[Entries with figure data]
● ● ● ●

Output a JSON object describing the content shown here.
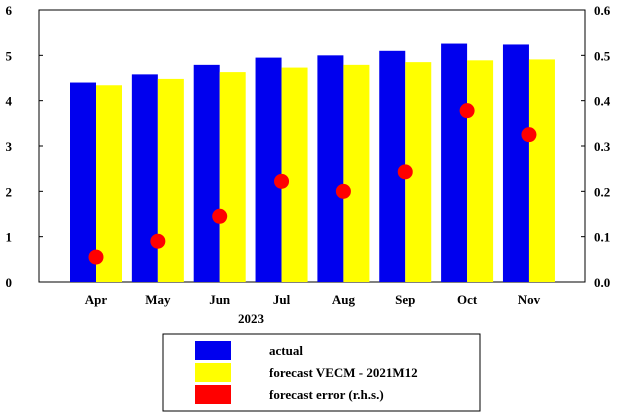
{
  "chart_data": {
    "type": "bar",
    "categories": [
      "Apr",
      "May",
      "Jun",
      "Jul",
      "Aug",
      "Sep",
      "Oct",
      "Nov"
    ],
    "group_label": "2023",
    "series": [
      {
        "name": "actual",
        "kind": "bar",
        "axis": "left",
        "color": "#0000ee",
        "values": [
          4.4,
          4.58,
          4.79,
          4.95,
          5.0,
          5.1,
          5.26,
          5.24
        ]
      },
      {
        "name": "forecast VECM - 2021M12",
        "kind": "bar",
        "axis": "left",
        "color": "#ffff00",
        "values": [
          4.34,
          4.48,
          4.63,
          4.73,
          4.79,
          4.85,
          4.89,
          4.91
        ]
      },
      {
        "name": "forecast error (r.h.s.)",
        "kind": "scatter",
        "axis": "right",
        "color": "#ff0000",
        "values": [
          0.055,
          0.09,
          0.145,
          0.222,
          0.2,
          0.243,
          0.378,
          0.325
        ]
      }
    ],
    "ylim_left": [
      0,
      6
    ],
    "ylim_right": [
      0,
      0.6
    ],
    "yticks_left": [
      "0",
      "1",
      "2",
      "3",
      "4",
      "5",
      "6"
    ],
    "yticks_right": [
      "0.0",
      "0.1",
      "0.2",
      "0.3",
      "0.4",
      "0.5",
      "0.6"
    ],
    "grid": false,
    "legend_position": "bottom-center"
  }
}
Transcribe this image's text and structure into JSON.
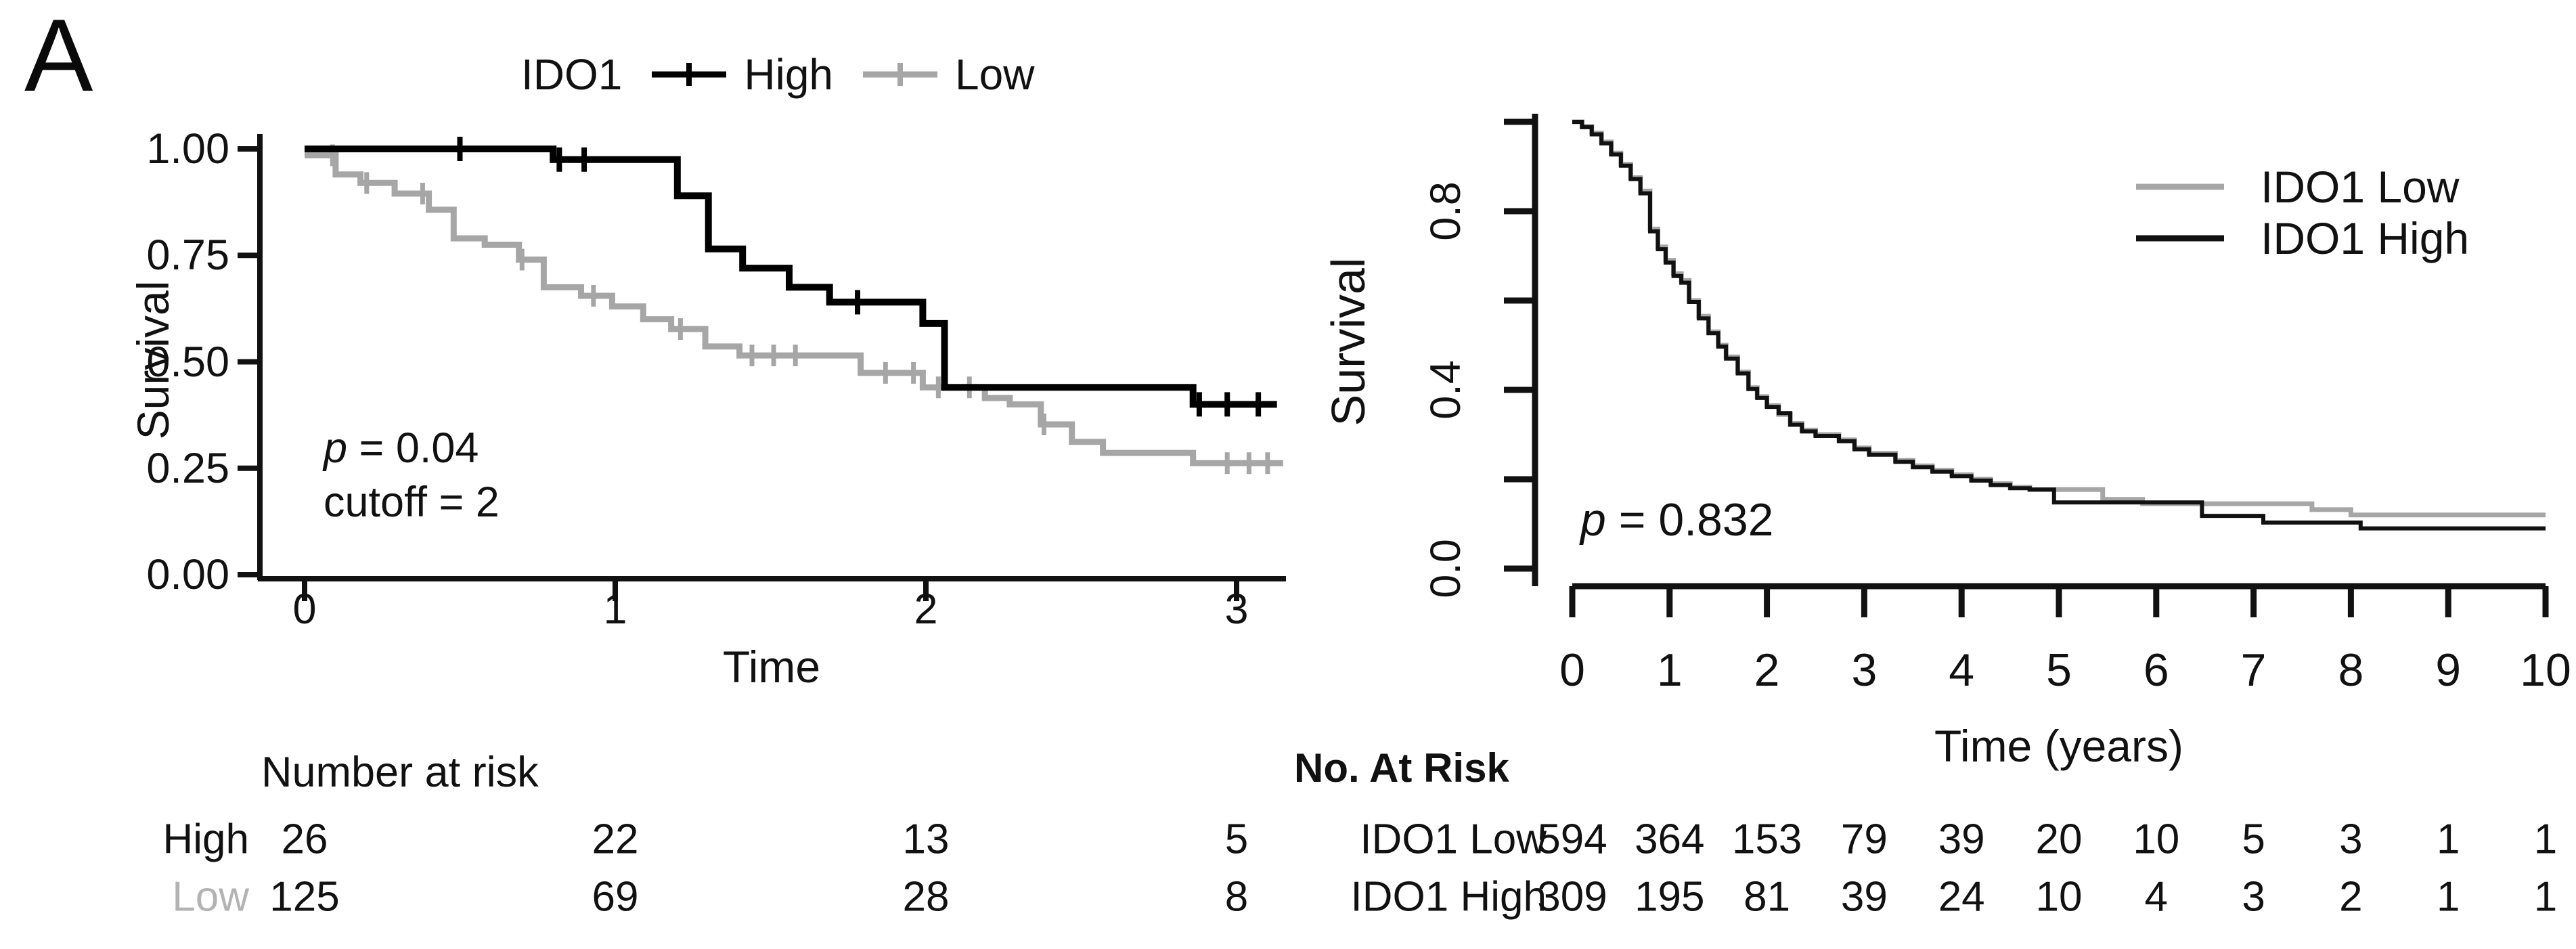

● ● ● ●

- _EXERCISE DESCRIPTION_
Repeat the records above exactly, omitting every picture.

- _ANSWER TO THE EXERCISE_
Output a JSON object describing the content shown here.
{
  "chart_data": {
    "type": "bar",
    "categories": [
      "Apr",
      "May",
      "Jun",
      "Jul",
      "Aug",
      "Sep",
      "Oct",
      "Nov"
    ],
    "group_label": "2023",
    "series": [
      {
        "name": "actual",
        "kind": "bar",
        "axis": "left",
        "color": "#0000ee",
        "values": [
          4.4,
          4.58,
          4.79,
          4.95,
          5.0,
          5.1,
          5.26,
          5.24
        ]
      },
      {
        "name": "forecast VECM - 2021M12",
        "kind": "bar",
        "axis": "left",
        "color": "#ffff00",
        "values": [
          4.34,
          4.48,
          4.63,
          4.73,
          4.79,
          4.85,
          4.89,
          4.91
        ]
      },
      {
        "name": "forecast error (r.h.s.)",
        "kind": "scatter",
        "axis": "right",
        "color": "#ff0000",
        "values": [
          0.055,
          0.09,
          0.145,
          0.222,
          0.2,
          0.243,
          0.378,
          0.325
        ]
      }
    ],
    "ylim_left": [
      0,
      6
    ],
    "ylim_right": [
      0,
      0.6
    ],
    "yticks_left": [
      "0",
      "1",
      "2",
      "3",
      "4",
      "5",
      "6"
    ],
    "yticks_right": [
      "0.0",
      "0.1",
      "0.2",
      "0.3",
      "0.4",
      "0.5",
      "0.6"
    ],
    "grid": false,
    "legend_position": "bottom-center"
  }
}
Transcribe this image's text and structure into JSON.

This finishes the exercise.